### [Aim]
Reproduce the material word for word; the images stay out.

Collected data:
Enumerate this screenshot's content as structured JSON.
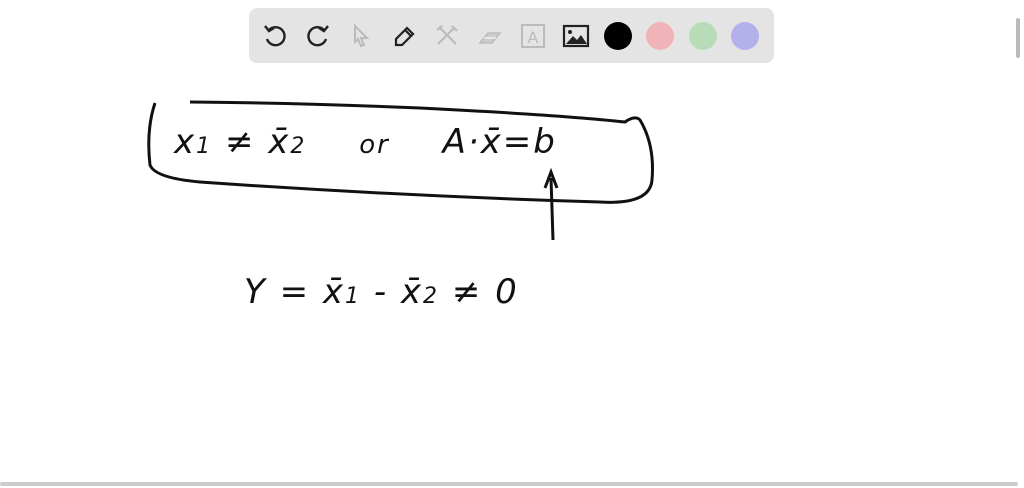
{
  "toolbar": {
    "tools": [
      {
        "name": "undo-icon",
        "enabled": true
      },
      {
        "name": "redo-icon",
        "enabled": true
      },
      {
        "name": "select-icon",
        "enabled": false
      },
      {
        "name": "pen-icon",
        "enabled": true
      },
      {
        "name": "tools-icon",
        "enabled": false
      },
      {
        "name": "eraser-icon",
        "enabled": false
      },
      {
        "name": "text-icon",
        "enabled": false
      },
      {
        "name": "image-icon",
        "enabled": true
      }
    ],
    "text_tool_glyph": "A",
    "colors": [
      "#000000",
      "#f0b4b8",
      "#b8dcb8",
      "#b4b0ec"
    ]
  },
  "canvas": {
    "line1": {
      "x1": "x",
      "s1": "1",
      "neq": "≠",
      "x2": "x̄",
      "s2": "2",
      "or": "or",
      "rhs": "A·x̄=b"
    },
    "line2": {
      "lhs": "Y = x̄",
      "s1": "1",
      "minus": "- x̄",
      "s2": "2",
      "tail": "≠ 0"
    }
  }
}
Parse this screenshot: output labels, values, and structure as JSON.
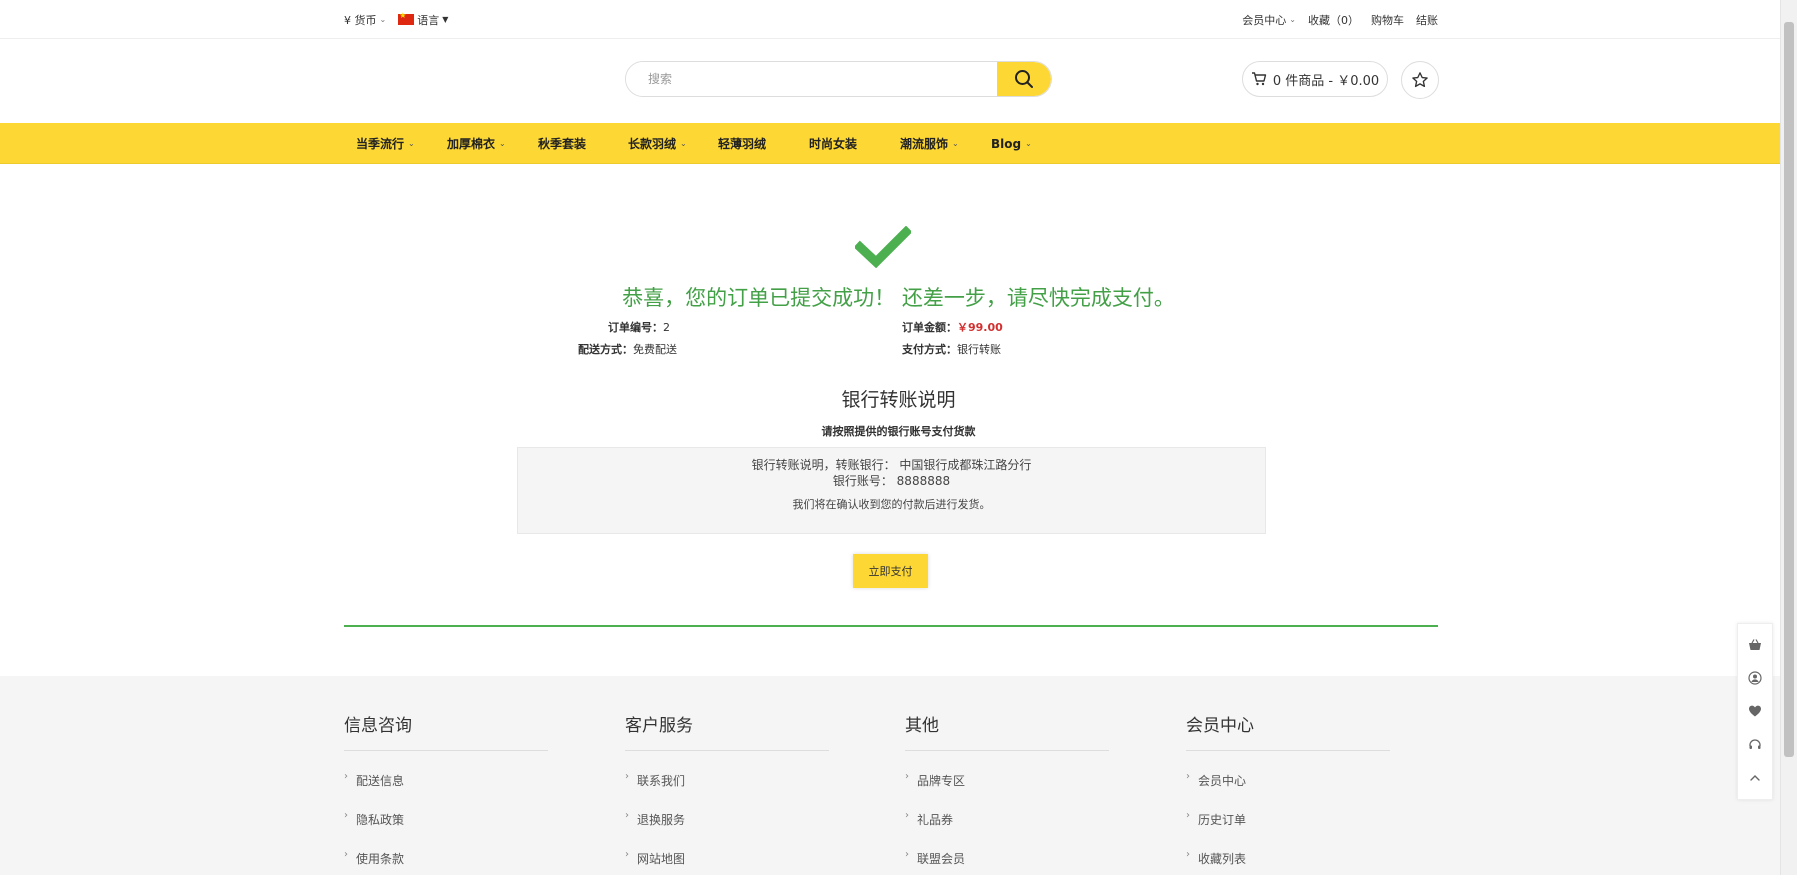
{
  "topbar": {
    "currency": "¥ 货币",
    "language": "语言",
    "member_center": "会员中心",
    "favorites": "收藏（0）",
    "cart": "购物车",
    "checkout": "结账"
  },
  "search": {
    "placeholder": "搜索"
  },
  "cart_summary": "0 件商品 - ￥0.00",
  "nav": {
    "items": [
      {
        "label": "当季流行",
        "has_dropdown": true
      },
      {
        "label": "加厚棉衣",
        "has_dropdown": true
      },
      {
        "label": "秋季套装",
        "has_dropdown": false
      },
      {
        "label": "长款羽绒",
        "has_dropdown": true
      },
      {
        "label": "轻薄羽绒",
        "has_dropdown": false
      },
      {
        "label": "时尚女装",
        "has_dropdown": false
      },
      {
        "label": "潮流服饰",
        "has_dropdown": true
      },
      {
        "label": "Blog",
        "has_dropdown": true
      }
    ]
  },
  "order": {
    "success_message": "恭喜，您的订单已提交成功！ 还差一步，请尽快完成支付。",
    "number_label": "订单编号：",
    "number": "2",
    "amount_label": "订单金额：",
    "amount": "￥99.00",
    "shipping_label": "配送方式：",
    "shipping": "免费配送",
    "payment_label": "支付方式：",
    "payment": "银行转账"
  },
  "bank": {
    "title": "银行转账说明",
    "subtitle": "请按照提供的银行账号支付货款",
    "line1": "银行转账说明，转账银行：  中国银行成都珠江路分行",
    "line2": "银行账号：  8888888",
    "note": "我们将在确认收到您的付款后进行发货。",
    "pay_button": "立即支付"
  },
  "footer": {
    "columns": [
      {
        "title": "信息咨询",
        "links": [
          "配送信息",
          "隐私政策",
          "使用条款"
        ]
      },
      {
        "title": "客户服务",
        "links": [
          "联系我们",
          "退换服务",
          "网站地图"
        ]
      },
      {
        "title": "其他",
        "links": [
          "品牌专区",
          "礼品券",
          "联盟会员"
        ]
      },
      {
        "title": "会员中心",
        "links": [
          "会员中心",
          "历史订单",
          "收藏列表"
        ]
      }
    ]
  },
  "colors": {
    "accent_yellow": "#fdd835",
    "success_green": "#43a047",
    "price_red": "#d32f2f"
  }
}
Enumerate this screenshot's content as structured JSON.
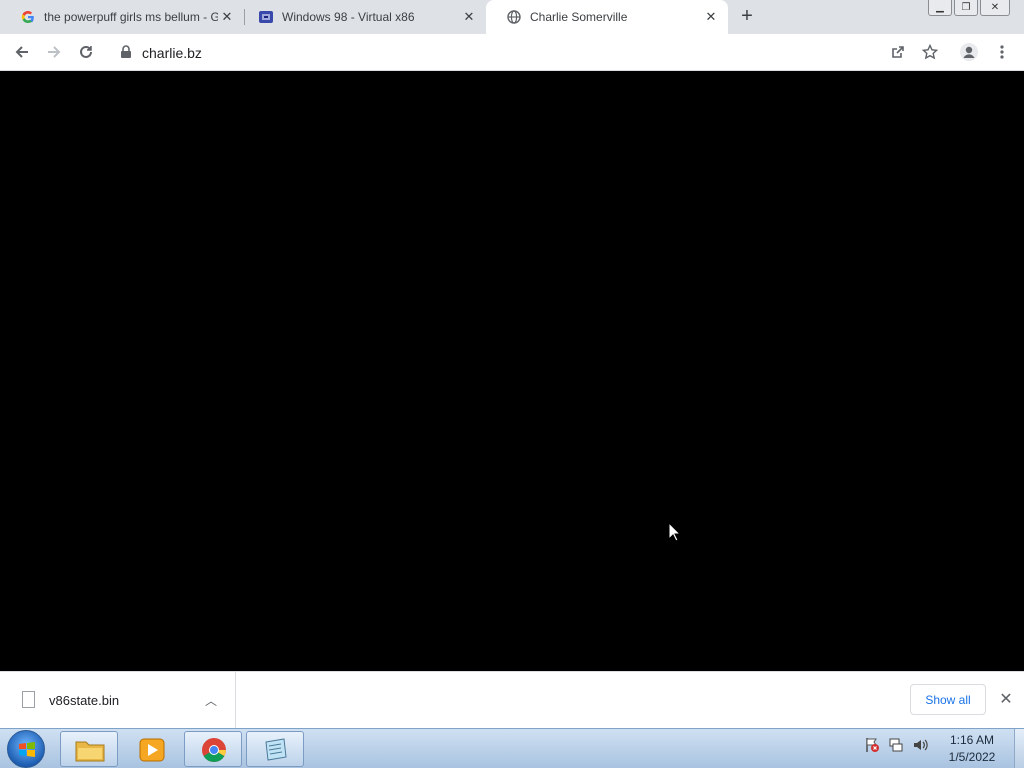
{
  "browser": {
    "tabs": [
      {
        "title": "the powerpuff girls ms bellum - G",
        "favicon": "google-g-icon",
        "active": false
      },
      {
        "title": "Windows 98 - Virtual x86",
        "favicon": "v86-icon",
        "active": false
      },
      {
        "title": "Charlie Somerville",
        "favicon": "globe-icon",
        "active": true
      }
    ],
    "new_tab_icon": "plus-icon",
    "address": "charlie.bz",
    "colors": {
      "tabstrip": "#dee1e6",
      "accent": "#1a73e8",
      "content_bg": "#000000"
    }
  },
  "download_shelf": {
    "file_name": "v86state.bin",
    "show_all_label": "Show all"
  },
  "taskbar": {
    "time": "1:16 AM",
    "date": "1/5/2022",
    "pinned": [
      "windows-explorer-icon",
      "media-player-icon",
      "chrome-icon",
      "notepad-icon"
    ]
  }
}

### [Written reply]
Enumerate this screenshot's content as structured JSON.
{
  "toolbar": {
    "tools": [
      {
        "name": "undo-icon",
        "enabled": true
      },
      {
        "name": "redo-icon",
        "enabled": true
      },
      {
        "name": "select-icon",
        "enabled": false
      },
      {
        "name": "pen-icon",
        "enabled": true
      },
      {
        "name": "tools-icon",
        "enabled": false
      },
      {
        "name": "eraser-icon",
        "enabled": false
      },
      {
        "name": "text-icon",
        "enabled": false
      },
      {
        "name": "image-icon",
        "enabled": true
      }
    ],
    "text_tool_glyph": "A",
    "colors": [
      "#000000",
      "#f0b4b8",
      "#b8dcb8",
      "#b4b0ec"
    ]
  },
  "canvas": {
    "line1": {
      "x1": "x",
      "s1": "1",
      "neq": "≠",
      "x2": "x̄",
      "s2": "2",
      "or": "or",
      "rhs": "A·x̄=b"
    },
    "line2": {
      "lhs": "Y = x̄",
      "s1": "1",
      "minus": "- x̄",
      "s2": "2",
      "tail": "≠ 0"
    }
  }
}
Parse this screenshot: output labels, values, and structure as JSON.
{
  "topbar": {
    "currency": "¥ 货币",
    "language": "语言",
    "member_center": "会员中心",
    "favorites": "收藏（0）",
    "cart": "购物车",
    "checkout": "结账"
  },
  "search": {
    "placeholder": "搜索"
  },
  "cart_summary": "0 件商品 - ￥0.00",
  "nav": {
    "items": [
      {
        "label": "当季流行",
        "has_dropdown": true
      },
      {
        "label": "加厚棉衣",
        "has_dropdown": true
      },
      {
        "label": "秋季套装",
        "has_dropdown": false
      },
      {
        "label": "长款羽绒",
        "has_dropdown": true
      },
      {
        "label": "轻薄羽绒",
        "has_dropdown": false
      },
      {
        "label": "时尚女装",
        "has_dropdown": false
      },
      {
        "label": "潮流服饰",
        "has_dropdown": true
      },
      {
        "label": "Blog",
        "has_dropdown": true
      }
    ]
  },
  "order": {
    "success_message": "恭喜，您的订单已提交成功！ 还差一步，请尽快完成支付。",
    "number_label": "订单编号：",
    "number": "2",
    "amount_label": "订单金额：",
    "amount": "￥99.00",
    "shipping_label": "配送方式：",
    "shipping": "免费配送",
    "payment_label": "支付方式：",
    "payment": "银行转账"
  },
  "bank": {
    "title": "银行转账说明",
    "subtitle": "请按照提供的银行账号支付货款",
    "line1": "银行转账说明，转账银行：  中国银行成都珠江路分行",
    "line2": "银行账号：  8888888",
    "note": "我们将在确认收到您的付款后进行发货。",
    "pay_button": "立即支付"
  },
  "footer": {
    "columns": [
      {
        "title": "信息咨询",
        "links": [
          "配送信息",
          "隐私政策",
          "使用条款"
        ]
      },
      {
        "title": "客户服务",
        "links": [
          "联系我们",
          "退换服务",
          "网站地图"
        ]
      },
      {
        "title": "其他",
        "links": [
          "品牌专区",
          "礼品券",
          "联盟会员"
        ]
      },
      {
        "title": "会员中心",
        "links": [
          "会员中心",
          "历史订单",
          "收藏列表"
        ]
      }
    ]
  },
  "colors": {
    "accent_yellow": "#fdd835",
    "success_green": "#43a047",
    "price_red": "#d32f2f"
  }
}
Enumerate this screenshot's content as structured JSON.
{
  "browser": {
    "tabs": [
      {
        "title": "the powerpuff girls ms bellum - G",
        "favicon": "google-g-icon",
        "active": false
      },
      {
        "title": "Windows 98 - Virtual x86",
        "favicon": "v86-icon",
        "active": false
      },
      {
        "title": "Charlie Somerville",
        "favicon": "globe-icon",
        "active": true
      }
    ],
    "new_tab_icon": "plus-icon",
    "address": "charlie.bz",
    "colors": {
      "tabstrip": "#dee1e6",
      "accent": "#1a73e8",
      "content_bg": "#000000"
    }
  },
  "download_shelf": {
    "file_name": "v86state.bin",
    "show_all_label": "Show all"
  },
  "taskbar": {
    "time": "1:16 AM",
    "date": "1/5/2022",
    "pinned": [
      "windows-explorer-icon",
      "media-player-icon",
      "chrome-icon",
      "notepad-icon"
    ]
  }
}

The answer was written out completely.